# [Goal]
Word for word, restate every line of the listing that follows.

# [Entries shown]
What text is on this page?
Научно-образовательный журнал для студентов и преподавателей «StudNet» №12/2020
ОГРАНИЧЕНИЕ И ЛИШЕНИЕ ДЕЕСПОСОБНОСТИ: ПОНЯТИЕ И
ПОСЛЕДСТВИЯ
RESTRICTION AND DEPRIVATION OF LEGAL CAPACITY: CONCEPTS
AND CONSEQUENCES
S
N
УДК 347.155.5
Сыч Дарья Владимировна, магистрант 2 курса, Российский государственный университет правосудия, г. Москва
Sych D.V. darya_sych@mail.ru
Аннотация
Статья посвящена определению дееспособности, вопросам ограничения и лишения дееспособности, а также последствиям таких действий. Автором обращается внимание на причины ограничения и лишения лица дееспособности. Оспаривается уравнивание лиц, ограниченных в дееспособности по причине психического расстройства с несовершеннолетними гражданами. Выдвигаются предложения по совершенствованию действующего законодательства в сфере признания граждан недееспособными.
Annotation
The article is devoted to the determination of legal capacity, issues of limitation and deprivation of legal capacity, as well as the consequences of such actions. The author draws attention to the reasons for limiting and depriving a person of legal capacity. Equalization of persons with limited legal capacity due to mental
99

# [Result of this exercise]
What text is on this page?
Научно-образовательный журнал для студентов и преподавателей «StudNet» №12/2020
ОГРАНИЧЕНИЕ И ЛИШЕНИЕ ДЕЕСПОСОБНОСТИ: ПОНЯТИЕ И
ПОСЛЕДСТВИЯ
RESTRICTION AND DEPRIVATION OF LEGAL CAPACITY: CONCEPTS
AND CONSEQUENCES
S
N
УДК 347.155.5
Сыч Дарья Владимировна, магистрант 2 курса, Российский государственный университет правосудия, г. Москва
Sych D.V. darya_sych@mail.ru
Аннотация
Статья посвящена определению дееспособности, вопросам ограничения и лишения дееспособности, а также последствиям таких действий. Автором обращается внимание на причины ограничения и лишения лица дееспособности. Оспаривается уравнивание лиц, ограниченных в дееспособности по причине психического расстройства с несовершеннолетними гражданами. Выдвигаются предложения по совершенствованию действующего законодательства в сфере признания граждан недееспособными.
Annotation
The article is devoted to the determination of legal capacity, issues of limitation and deprivation of legal capacity, as well as the consequences of such actions. The author draws attention to the reasons for limiting and depriving a person of legal capacity. Equalization of persons with limited legal capacity due to mental
99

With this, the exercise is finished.